Extract to read.

◇ ◇ ◇ ◇

Hudspeth fell into the rough waves but was quickly given a hand back up to the boat. It was the beginning of 7000 vessels to arrive at the five beaches: the US forces at Utah and Omaha and the British and allies at Gold, Juno and Sword. Historians say that in the next three weeks the Allied navies landed more than 850,000 men, 148,000 vehicles and 570,000 tons of stores on the beaches. 

 Within three months, by the end of the Battle of Normandy more than two million men, 400,000 vehicles and three million tons of supplies had been landed on the beaches. For Hudspeth and his men, their role in D-Day had finished on the first day to great applause from their colleagues back at Gosport, Portsmouth. One of the commandos said: “One of the things I found most pleasing about Ken Hudspeth was a down-to-earth practicality of outlook.” Despite its crucial D-Day role, the Exemplar was then sent to Scotland to help research about crush injuries and underwater explosions. 

 Hudspeth, who joined the Royal Australian Naval Volunteer Reserve at the beginning of the war, would continue active naval operations until the end of the war as first lieutenant of the destroyer HMS Orwell. After the war he resumed teaching in Tasmania and, according to his son Andrew, very rarely spoke about his war experiences. 

He died in December 2000, aged 82. “He would be mortified to know an article was being written about him,’’ Andrew Hudspeth says. Australian War Memorial senior historian Lachlan Grant says an estimated 500 Royal Australian Navy personnel were serving in the British fleet on D-Day. Of the 500, more than 400 were officers of the RANVR. Grant says Australians commanded two of the convoy escorts, the destroyer HMS Vanquisher, commanded by Lieutenant Commander Frederick Osborne, and the frigate HMS Loch Killin, under the command of Lieutenant Commander Stanley Darling. 

 He says Australians were spread across hundreds of ships, and the experiences of these sailors were diverse. “A small number of Australian naval officers were in command of destroyers, corvettes, minesweepers, landing craft and torpedo boats,” he says. “Others served in ships crews, including commanding individual gun turrets aboard heavy cruisers.”

◇ ◇ ◇ ◇

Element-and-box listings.
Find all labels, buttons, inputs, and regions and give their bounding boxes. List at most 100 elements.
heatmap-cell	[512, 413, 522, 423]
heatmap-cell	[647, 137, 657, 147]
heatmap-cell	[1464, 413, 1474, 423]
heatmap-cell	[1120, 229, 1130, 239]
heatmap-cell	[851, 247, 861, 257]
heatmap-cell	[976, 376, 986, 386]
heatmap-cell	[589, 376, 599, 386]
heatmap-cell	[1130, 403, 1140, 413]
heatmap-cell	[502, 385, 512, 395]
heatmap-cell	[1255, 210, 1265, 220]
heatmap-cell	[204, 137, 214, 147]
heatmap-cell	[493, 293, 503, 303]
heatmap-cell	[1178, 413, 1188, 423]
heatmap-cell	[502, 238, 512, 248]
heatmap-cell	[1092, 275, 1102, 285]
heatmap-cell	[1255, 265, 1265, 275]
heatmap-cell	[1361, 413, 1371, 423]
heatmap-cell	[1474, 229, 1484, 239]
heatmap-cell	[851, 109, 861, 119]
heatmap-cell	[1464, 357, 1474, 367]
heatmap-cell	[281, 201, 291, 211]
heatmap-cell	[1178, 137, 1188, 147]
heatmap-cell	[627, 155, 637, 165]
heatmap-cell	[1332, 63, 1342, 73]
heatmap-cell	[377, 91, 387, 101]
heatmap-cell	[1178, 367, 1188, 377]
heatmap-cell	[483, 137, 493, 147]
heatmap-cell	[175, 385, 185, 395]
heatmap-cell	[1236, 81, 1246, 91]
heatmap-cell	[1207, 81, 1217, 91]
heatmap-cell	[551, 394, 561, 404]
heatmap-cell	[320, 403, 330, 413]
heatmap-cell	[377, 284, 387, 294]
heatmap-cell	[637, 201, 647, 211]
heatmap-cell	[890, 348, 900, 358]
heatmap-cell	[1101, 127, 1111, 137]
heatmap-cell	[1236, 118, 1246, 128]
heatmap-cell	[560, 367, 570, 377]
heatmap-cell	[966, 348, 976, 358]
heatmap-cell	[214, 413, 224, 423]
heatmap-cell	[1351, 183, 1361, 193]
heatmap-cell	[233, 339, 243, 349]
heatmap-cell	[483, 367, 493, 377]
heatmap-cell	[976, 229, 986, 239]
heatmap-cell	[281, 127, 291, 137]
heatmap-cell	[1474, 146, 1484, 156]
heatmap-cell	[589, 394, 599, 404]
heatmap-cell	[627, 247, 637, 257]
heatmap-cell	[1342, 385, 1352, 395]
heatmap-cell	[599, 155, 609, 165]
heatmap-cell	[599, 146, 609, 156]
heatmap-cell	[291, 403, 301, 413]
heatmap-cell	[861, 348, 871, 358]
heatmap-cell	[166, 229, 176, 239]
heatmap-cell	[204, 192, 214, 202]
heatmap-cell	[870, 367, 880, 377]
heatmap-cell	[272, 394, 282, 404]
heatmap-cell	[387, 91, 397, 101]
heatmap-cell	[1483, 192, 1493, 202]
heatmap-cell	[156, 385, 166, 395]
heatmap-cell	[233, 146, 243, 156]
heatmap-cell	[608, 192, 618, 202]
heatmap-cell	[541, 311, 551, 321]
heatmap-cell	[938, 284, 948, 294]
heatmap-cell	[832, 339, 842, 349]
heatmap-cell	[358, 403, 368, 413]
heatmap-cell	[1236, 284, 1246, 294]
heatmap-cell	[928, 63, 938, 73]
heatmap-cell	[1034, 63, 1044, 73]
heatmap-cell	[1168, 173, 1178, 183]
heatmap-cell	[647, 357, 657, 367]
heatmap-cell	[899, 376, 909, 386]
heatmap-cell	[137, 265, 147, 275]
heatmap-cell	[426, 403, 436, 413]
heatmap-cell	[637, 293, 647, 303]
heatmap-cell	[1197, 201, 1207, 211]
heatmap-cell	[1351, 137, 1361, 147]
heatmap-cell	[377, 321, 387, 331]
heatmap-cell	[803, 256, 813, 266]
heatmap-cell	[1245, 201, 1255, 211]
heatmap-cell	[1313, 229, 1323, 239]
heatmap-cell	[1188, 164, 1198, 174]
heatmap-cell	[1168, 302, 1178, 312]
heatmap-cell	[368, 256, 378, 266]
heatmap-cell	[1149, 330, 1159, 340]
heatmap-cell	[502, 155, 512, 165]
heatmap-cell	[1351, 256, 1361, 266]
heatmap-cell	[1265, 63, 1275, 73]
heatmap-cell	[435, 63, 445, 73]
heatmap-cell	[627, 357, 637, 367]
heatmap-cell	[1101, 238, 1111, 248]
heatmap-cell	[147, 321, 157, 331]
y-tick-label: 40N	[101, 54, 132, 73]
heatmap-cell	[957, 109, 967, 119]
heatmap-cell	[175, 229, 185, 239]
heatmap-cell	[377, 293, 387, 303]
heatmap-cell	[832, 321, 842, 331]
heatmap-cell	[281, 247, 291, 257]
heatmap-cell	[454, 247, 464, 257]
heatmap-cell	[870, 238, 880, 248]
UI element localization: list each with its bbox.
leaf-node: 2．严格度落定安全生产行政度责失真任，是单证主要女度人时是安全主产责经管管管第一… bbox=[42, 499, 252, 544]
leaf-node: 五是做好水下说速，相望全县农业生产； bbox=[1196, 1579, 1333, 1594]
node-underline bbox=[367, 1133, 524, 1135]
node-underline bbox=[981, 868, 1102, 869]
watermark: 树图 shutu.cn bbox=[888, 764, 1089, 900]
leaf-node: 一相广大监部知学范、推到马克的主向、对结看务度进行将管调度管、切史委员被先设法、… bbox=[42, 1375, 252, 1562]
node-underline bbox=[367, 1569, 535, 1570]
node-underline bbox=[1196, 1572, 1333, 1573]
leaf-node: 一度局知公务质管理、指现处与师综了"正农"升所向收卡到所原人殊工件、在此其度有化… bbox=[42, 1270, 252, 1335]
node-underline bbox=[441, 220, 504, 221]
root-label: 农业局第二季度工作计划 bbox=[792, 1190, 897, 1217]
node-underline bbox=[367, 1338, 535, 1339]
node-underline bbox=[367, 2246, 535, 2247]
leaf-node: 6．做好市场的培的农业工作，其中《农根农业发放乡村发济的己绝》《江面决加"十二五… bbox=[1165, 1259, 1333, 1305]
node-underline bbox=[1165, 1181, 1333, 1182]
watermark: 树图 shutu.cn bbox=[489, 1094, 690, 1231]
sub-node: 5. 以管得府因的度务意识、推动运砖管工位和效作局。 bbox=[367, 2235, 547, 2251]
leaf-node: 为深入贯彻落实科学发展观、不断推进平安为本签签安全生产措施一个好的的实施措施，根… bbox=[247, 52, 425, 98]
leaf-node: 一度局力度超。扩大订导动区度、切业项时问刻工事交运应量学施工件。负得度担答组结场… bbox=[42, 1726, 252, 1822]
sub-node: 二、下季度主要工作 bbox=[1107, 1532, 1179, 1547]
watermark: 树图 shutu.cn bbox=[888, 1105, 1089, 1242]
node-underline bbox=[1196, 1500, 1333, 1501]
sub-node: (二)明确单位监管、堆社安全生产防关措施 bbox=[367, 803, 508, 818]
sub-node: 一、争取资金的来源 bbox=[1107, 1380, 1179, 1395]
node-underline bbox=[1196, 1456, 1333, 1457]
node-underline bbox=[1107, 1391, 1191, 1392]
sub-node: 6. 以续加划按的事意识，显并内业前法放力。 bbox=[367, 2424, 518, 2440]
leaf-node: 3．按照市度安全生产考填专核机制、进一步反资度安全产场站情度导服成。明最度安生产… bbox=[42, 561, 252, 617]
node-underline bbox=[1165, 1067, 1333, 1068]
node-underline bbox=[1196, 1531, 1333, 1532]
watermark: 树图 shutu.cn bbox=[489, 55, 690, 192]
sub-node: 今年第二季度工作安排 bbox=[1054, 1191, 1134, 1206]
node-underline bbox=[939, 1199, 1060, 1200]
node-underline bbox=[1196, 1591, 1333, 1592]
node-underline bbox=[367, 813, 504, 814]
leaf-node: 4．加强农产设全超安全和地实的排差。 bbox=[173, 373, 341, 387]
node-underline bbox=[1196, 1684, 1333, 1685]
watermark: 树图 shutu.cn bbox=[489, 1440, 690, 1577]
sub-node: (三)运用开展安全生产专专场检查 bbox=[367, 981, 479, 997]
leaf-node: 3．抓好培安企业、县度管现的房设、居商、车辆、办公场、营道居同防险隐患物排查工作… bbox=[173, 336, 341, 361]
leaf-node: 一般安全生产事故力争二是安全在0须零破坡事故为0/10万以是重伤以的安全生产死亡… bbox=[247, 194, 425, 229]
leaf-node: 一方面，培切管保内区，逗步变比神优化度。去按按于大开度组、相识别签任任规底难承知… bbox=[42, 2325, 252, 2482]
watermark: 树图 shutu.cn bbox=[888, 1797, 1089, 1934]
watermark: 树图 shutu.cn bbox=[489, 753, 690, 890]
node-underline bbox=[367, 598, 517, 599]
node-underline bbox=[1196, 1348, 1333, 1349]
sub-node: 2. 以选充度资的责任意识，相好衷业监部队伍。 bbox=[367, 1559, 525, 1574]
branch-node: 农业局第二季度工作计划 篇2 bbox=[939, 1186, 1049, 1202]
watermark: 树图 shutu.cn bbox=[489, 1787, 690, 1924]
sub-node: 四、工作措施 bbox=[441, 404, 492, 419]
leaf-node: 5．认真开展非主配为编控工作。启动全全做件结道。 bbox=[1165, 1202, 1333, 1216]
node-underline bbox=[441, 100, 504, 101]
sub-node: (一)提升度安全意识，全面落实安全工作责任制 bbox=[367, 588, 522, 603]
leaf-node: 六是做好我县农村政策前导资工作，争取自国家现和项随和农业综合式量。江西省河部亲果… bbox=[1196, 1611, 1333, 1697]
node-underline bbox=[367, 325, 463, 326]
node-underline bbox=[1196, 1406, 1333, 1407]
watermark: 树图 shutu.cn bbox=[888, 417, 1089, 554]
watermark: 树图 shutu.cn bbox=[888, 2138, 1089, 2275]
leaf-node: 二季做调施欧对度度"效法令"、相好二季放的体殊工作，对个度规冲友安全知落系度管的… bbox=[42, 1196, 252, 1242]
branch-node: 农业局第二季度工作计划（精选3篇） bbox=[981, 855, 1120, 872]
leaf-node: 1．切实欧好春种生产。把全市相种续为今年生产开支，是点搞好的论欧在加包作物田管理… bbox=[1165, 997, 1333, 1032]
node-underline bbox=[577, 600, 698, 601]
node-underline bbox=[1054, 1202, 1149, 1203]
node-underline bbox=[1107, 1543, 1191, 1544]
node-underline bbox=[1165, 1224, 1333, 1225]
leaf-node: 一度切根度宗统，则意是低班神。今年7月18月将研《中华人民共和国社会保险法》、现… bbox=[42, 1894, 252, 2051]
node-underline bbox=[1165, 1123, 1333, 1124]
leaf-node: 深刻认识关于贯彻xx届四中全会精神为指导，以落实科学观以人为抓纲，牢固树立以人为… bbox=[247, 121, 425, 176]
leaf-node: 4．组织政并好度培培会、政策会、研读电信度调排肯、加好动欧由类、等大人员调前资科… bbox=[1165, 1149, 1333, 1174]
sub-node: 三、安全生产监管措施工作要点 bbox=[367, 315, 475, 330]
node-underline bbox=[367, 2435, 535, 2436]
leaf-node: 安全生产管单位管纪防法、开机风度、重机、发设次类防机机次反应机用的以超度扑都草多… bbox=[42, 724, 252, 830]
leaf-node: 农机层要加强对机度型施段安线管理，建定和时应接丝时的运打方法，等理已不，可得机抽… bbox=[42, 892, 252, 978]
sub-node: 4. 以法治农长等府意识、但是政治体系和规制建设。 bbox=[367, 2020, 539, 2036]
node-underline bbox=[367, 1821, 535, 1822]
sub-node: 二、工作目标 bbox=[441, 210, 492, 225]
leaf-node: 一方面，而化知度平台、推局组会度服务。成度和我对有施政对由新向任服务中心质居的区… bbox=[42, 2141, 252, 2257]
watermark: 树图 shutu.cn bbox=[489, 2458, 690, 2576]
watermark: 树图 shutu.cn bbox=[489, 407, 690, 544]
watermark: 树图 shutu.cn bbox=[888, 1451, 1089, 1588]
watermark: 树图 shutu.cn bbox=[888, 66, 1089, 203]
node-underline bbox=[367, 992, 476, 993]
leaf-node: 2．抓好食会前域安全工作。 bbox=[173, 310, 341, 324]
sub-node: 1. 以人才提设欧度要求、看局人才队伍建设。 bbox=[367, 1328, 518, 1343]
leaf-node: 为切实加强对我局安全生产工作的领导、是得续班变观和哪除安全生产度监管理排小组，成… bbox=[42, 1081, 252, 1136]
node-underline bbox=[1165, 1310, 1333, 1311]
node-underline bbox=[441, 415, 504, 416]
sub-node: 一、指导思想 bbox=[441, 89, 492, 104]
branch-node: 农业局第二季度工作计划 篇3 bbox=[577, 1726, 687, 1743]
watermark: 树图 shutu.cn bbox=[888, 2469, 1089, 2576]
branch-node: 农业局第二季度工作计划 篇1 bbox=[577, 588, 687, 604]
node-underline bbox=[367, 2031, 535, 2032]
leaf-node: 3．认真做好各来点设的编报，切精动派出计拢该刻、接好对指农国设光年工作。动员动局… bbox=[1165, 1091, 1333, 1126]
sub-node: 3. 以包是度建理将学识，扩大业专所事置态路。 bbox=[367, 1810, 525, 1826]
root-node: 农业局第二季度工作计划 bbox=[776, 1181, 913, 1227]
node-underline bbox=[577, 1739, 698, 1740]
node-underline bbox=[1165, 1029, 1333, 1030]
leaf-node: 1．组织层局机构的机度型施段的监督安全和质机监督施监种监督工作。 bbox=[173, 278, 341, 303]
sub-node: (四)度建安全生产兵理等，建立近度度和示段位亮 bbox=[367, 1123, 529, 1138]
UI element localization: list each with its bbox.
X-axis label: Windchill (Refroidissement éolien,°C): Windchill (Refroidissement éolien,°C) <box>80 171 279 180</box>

◇ ◇ ◇ ◇

Requirement A.
According to the D-Day text, how many Royal Australian Navy personnel were serving in the British fleet on D-Day?
Requirement B.
Please output the records, from their start up to and including the line containing "118, 1246, 128]", as a JSON list of strings with one string per line and blank lines left out.

Task solution A.
An estimated 500.

Task solution B.
[
  "Find all labels, buttons, inputs, and regions and give their bounding boxes. List at most 100 elements.",
  "heatmap-cell\t[512, 413, 522, 423]",
  "heatmap-cell\t[647, 137, 657, 147]",
  "heatmap-cell\t[1464, 413, 1474, 423]",
  "heatmap-cell\t[1120, 229, 1130, 239]",
  "heatmap-cell\t[851, 247, 861, 257]",
  "heatmap-cell\t[976, 376, 986, 386]",
  "heatmap-cell\t[589, 376, 599, 386]",
  "heatmap-cell\t[1130, 403, 1140, 413]",
  "heatmap-cell\t[502, 385, 512, 395]",
  "heatmap-cell\t[1255, 210, 1265, 220]",
  "heatmap-cell\t[204, 137, 214, 147]",
  "heatmap-cell\t[493, 293, 503, 303]",
  "heatmap-cell\t[1178, 413, 1188, 423]",
  "heatmap-cell\t[502, 238, 512, 248]",
  "heatmap-cell\t[1092, 275, 1102, 285]",
  "heatmap-cell\t[1255, 265, 1265, 275]",
  "heatmap-cell\t[1361, 413, 1371, 423]",
  "heatmap-cell\t[1474, 229, 1484, 239]",
  "heatmap-cell\t[851, 109, 861, 119]",
  "heatmap-cell\t[1464, 357, 1474, 367]",
  "heatmap-cell\t[281, 201, 291, 211]",
  "heatmap-cell\t[1178, 137, 1188, 147]",
  "heatmap-cell\t[627, 155, 637, 165]",
  "heatmap-cell\t[1332, 63, 1342, 73]",
  "heatmap-cell\t[377, 91, 387, 101]",
  "heatmap-cell\t[1178, 367, 1188, 377]",
  "heatmap-cell\t[483, 137, 493, 147]",
  "heatmap-cell\t[175, 385, 185, 395]",
  "heatmap-cell\t[1236, 81, 1246, 91]",
  "heatmap-cell\t[1207, 81, 1217, 91]",
  "heatmap-cell\t[551, 394, 561, 404]",
  "heatmap-cell\t[320, 403, 330, 413]",
  "heatmap-cell\t[377, 284, 387, 294]",
  "heatmap-cell\t[637, 201, 647, 211]",
  "heatmap-cell\t[890, 348, 900, 358]",
  "heatmap-cell\t[1101, 127, 1111, 137]",
  "heatmap-cell\t[1236, 118, 1246, 128]"
]